→ **WORK TO BE COMPLETED**:
Set down every entry again word for word, please, but skip the pictures.

→ **PROVIDED MATERIAL**:
══════════════════════════════

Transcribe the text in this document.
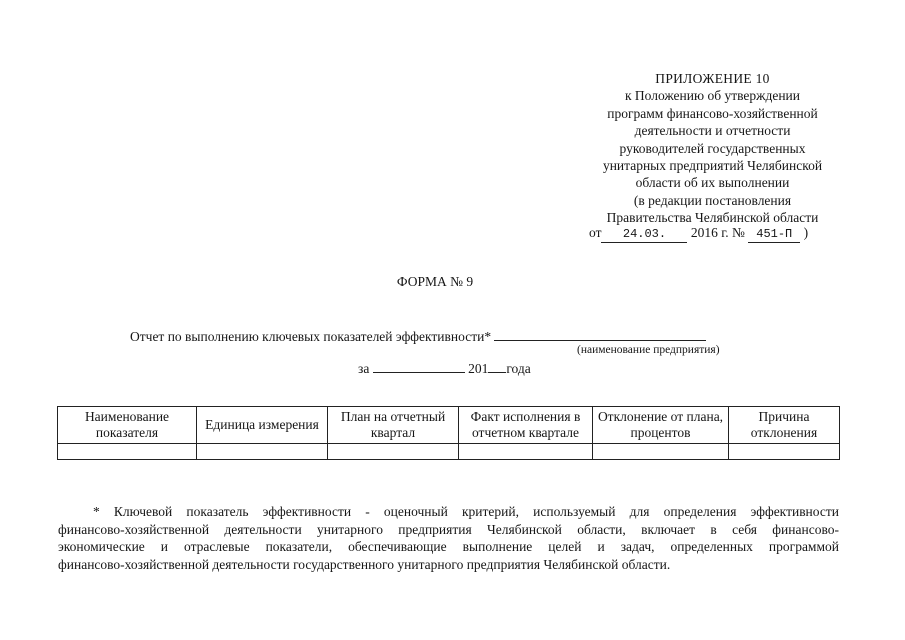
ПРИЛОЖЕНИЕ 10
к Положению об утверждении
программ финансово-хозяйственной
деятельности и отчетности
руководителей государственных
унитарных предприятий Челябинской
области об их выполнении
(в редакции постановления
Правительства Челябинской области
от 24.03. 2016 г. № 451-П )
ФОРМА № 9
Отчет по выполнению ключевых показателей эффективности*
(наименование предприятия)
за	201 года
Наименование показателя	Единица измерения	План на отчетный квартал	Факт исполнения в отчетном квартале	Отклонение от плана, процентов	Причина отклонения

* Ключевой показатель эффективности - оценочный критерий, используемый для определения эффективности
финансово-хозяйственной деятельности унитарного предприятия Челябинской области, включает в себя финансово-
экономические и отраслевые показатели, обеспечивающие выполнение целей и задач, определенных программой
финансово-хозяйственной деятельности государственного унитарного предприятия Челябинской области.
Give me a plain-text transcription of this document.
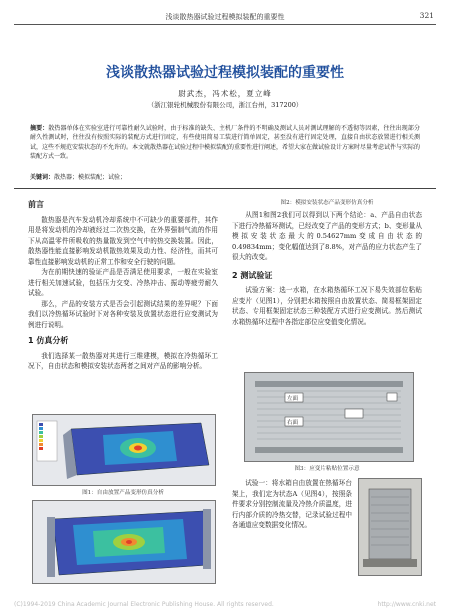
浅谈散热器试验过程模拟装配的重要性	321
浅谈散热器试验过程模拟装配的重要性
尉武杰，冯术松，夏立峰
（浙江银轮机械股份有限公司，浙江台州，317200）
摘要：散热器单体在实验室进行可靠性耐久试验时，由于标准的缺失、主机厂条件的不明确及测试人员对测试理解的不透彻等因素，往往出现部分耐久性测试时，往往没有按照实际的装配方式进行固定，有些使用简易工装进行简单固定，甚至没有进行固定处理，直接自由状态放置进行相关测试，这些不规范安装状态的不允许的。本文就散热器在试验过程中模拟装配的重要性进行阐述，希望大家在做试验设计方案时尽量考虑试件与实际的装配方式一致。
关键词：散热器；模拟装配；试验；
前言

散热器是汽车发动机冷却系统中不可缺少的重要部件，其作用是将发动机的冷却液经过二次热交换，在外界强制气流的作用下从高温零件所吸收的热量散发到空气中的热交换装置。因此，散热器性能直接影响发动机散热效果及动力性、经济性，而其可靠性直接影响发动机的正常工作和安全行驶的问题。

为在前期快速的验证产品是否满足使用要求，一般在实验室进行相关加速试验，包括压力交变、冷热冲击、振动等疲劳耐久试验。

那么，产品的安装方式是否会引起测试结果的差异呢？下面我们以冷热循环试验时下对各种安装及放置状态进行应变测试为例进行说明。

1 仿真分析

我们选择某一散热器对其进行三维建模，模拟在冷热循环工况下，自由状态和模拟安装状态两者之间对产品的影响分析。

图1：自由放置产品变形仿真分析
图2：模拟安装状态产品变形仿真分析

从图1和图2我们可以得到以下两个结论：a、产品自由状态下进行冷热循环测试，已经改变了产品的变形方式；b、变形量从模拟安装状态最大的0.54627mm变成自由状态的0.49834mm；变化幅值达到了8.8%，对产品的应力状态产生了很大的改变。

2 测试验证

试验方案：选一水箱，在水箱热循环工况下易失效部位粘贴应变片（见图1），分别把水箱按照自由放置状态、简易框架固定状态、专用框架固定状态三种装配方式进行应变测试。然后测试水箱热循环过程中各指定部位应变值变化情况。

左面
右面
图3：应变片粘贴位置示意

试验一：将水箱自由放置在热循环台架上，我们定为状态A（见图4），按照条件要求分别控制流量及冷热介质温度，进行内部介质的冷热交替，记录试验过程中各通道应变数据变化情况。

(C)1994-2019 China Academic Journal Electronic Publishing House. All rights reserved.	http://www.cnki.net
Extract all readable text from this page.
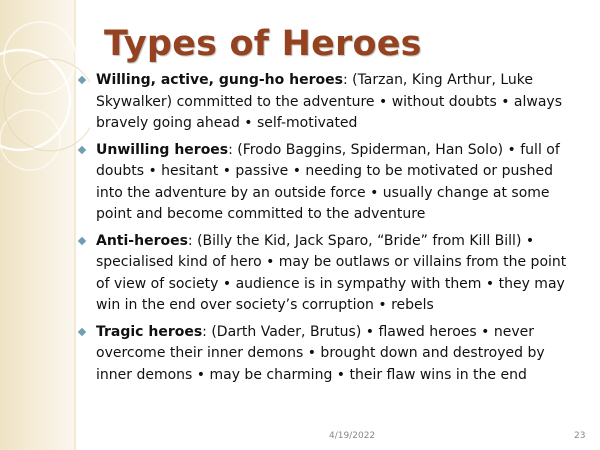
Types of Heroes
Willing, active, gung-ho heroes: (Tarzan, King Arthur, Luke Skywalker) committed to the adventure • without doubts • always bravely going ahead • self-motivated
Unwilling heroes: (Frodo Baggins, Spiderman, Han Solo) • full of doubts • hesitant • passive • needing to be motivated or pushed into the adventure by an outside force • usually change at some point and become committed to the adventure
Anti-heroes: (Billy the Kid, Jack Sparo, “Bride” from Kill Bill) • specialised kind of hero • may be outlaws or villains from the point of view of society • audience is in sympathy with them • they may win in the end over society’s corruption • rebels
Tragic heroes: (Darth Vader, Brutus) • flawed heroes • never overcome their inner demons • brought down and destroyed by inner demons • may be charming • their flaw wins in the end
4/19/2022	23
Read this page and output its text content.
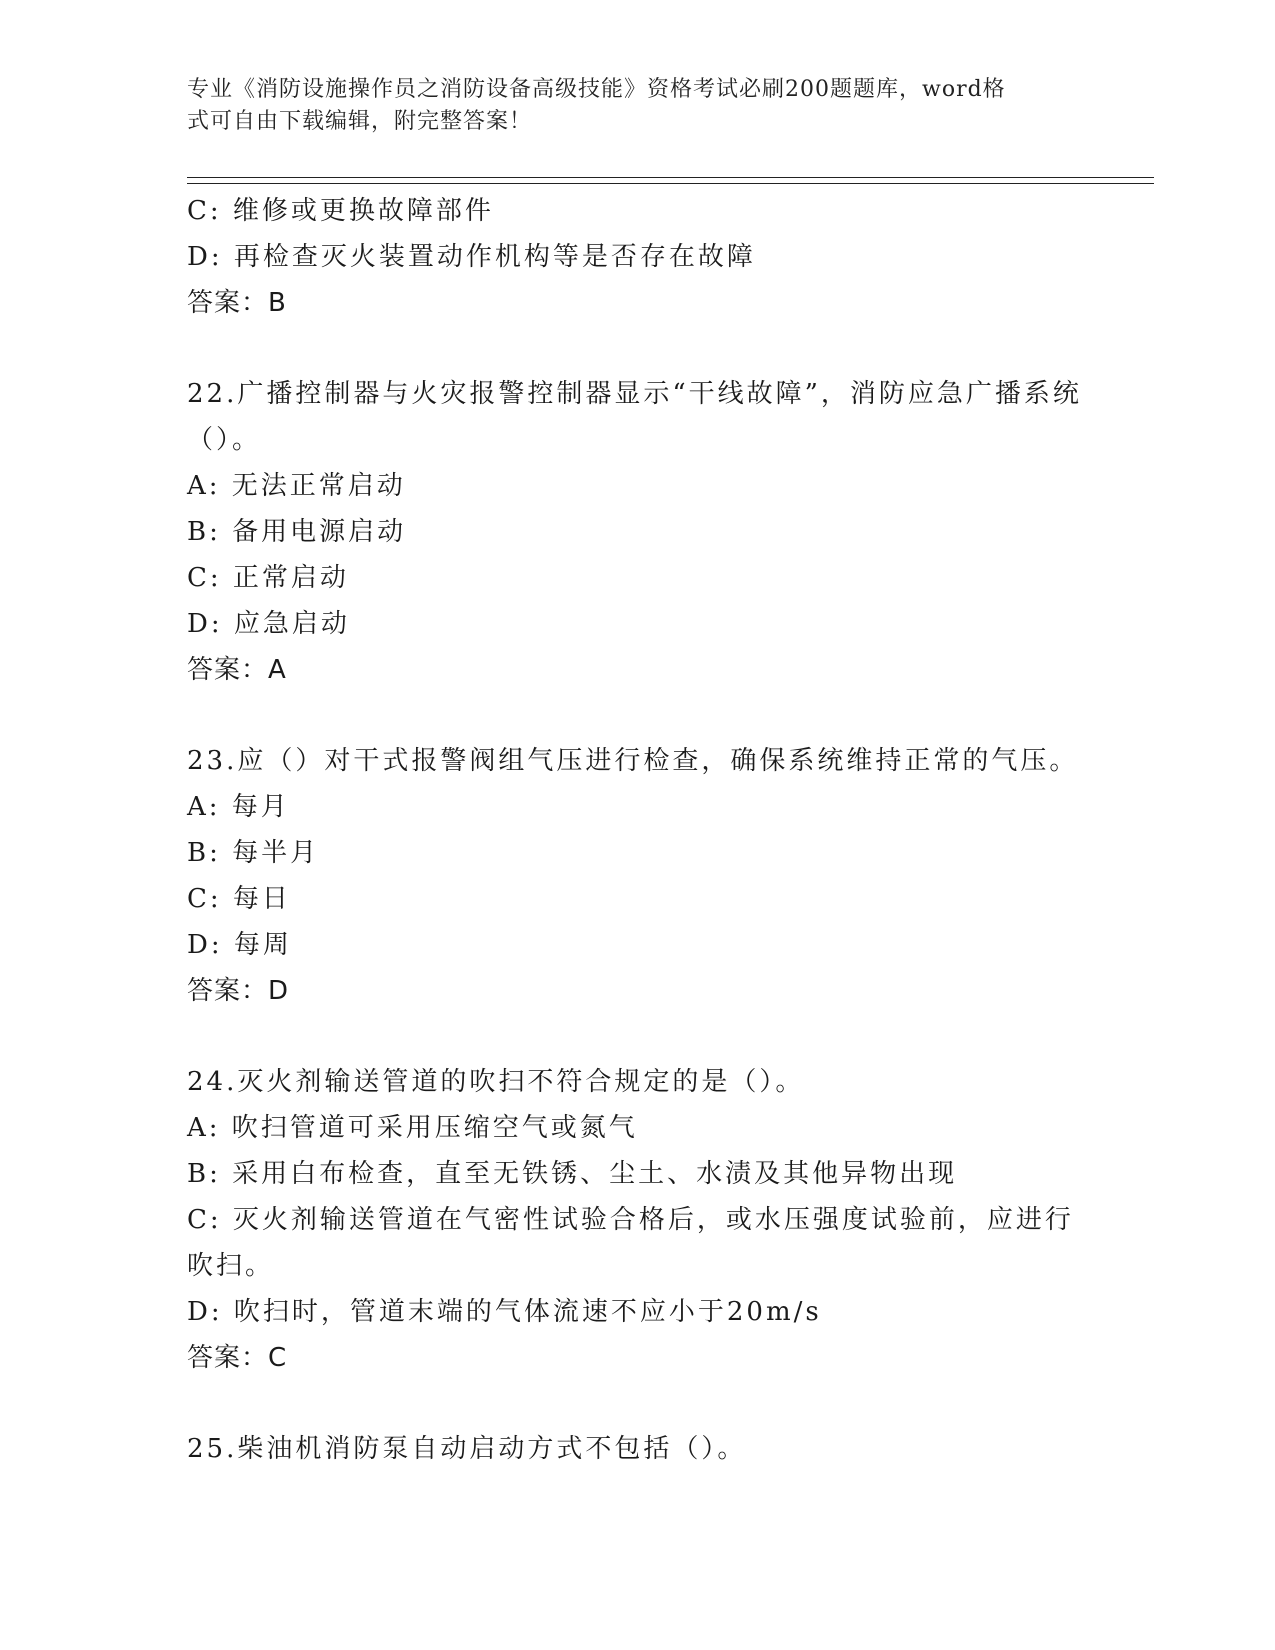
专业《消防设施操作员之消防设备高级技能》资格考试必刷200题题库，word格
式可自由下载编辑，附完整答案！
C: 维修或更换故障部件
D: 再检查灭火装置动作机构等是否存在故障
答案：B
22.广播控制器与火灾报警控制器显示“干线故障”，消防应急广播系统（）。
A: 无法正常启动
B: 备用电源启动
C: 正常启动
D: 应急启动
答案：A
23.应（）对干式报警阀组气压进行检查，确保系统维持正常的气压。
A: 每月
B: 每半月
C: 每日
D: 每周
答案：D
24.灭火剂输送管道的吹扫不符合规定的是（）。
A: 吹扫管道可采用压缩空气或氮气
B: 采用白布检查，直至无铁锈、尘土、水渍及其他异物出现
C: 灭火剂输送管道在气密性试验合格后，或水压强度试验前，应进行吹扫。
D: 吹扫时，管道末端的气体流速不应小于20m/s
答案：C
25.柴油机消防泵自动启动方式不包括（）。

══════════════════════════════

→ **RESULT OF THIS TASK**:
Transcribe the text in this document.
ПРИЛОЖЕНИЕ 10
к Положению об утверждении
программ финансово-хозяйственной
деятельности и отчетности
руководителей государственных
унитарных предприятий Челябинской
области об их выполнении
(в редакции постановления
Правительства Челябинской области
от 24.03. 2016 г. № 451-П )
ФОРМА № 9
Отчет по выполнению ключевых показателей эффективности*
(наименование предприятия)
за	201 года
Наименование показателя	Единица измерения	План на отчетный квартал	Факт исполнения в отчетном квартале	Отклонение от плана, процентов	Причина отклонения

* Ключевой показатель эффективности - оценочный критерий, используемый для определения эффективности
финансово-хозяйственной деятельности унитарного предприятия Челябинской области, включает в себя финансово-
экономические и отраслевые показатели, обеспечивающие выполнение целей и задач, определенных программой
финансово-хозяйственной деятельности государственного унитарного предприятия Челябинской области.
Give me a plain-text transcription of this document.
浅谈散热器试验过程模拟装配的重要性	321
浅谈散热器试验过程模拟装配的重要性
尉武杰，冯术松，夏立峰
（浙江银轮机械股份有限公司，浙江台州，317200）
摘要：散热器单体在实验室进行可靠性耐久试验时，由于标准的缺失、主机厂条件的不明确及测试人员对测试理解的不透彻等因素，往往出现部分耐久性测试时，往往没有按照实际的装配方式进行固定，有些使用简易工装进行简单固定，甚至没有进行固定处理，直接自由状态放置进行相关测试，这些不规范安装状态的不允许的。本文就散热器在试验过程中模拟装配的重要性进行阐述，希望大家在做试验设计方案时尽量考虑试件与实际的装配方式一致。
关键词：散热器；模拟装配；试验；
前言

散热器是汽车发动机冷却系统中不可缺少的重要部件，其作用是将发动机的冷却液经过二次热交换，在外界强制气流的作用下从高温零件所吸收的热量散发到空气中的热交换装置。因此，散热器性能直接影响发动机散热效果及动力性、经济性，而其可靠性直接影响发动机的正常工作和安全行驶的问题。

为在前期快速的验证产品是否满足使用要求，一般在实验室进行相关加速试验，包括压力交变、冷热冲击、振动等疲劳耐久试验。

那么，产品的安装方式是否会引起测试结果的差异呢？下面我们以冷热循环试验时下对各种安装及放置状态进行应变测试为例进行说明。

1 仿真分析

我们选择某一散热器对其进行三维建模，模拟在冷热循环工况下，自由状态和模拟安装状态两者之间对产品的影响分析。

图1：自由放置产品变形仿真分析
图2：模拟安装状态产品变形仿真分析

从图1和图2我们可以得到以下两个结论：a、产品自由状态下进行冷热循环测试，已经改变了产品的变形方式；b、变形量从模拟安装状态最大的0.54627mm变成自由状态的0.49834mm；变化幅值达到了8.8%，对产品的应力状态产生了很大的改变。

2 测试验证

试验方案：选一水箱，在水箱热循环工况下易失效部位粘贴应变片（见图1），分别把水箱按照自由放置状态、简易框架固定状态、专用框架固定状态三种装配方式进行应变测试。然后测试水箱热循环过程中各指定部位应变值变化情况。

左面
右面
图3：应变片粘贴位置示意

试验一：将水箱自由放置在热循环台架上，我们定为状态A（见图4），按照条件要求分别控制流量及冷热介质温度，进行内部介质的冷热交替，记录试验过程中各通道应变数据变化情况。

(C)1994-2019 China Academic Journal Electronic Publishing House. All rights reserved.	http://www.cnki.net
Extract all readable text from this page.
Types of Heroes
Willing, active, gung-ho heroes: (Tarzan, King Arthur, Luke Skywalker) committed to the adventure • without doubts • always bravely going ahead • self-motivated
Unwilling heroes: (Frodo Baggins, Spiderman, Han Solo) • full of doubts • hesitant • passive • needing to be motivated or pushed into the adventure by an outside force • usually change at some point and become committed to the adventure
Anti-heroes: (Billy the Kid, Jack Sparo, “Bride” from Kill Bill) • specialised kind of hero • may be outlaws or villains from the point of view of society • audience is in sympathy with them • they may win in the end over society’s corruption • rebels
Tragic heroes: (Darth Vader, Brutus) • flawed heroes • never overcome their inner demons • brought down and destroyed by inner demons • may be charming • their flaw wins in the end
4/19/2022	23
Read this page and output its text content.
专业《消防设施操作员之消防设备高级技能》资格考试必刷200题题库，word格
式可自由下载编辑，附完整答案！
C: 维修或更换故障部件
D: 再检查灭火装置动作机构等是否存在故障
答案：B
22.广播控制器与火灾报警控制器显示“干线故障”，消防应急广播系统（）。
A: 无法正常启动
B: 备用电源启动
C: 正常启动
D: 应急启动
答案：A
23.应（）对干式报警阀组气压进行检查，确保系统维持正常的气压。
A: 每月
B: 每半月
C: 每日
D: 每周
答案：D
24.灭火剂输送管道的吹扫不符合规定的是（）。
A: 吹扫管道可采用压缩空气或氮气
B: 采用白布检查，直至无铁锈、尘土、水渍及其他异物出现
C: 灭火剂输送管道在气密性试验合格后，或水压强度试验前，应进行吹扫。
D: 吹扫时，管道末端的气体流速不应小于20m/s
答案：C
25.柴油机消防泵自动启动方式不包括（）。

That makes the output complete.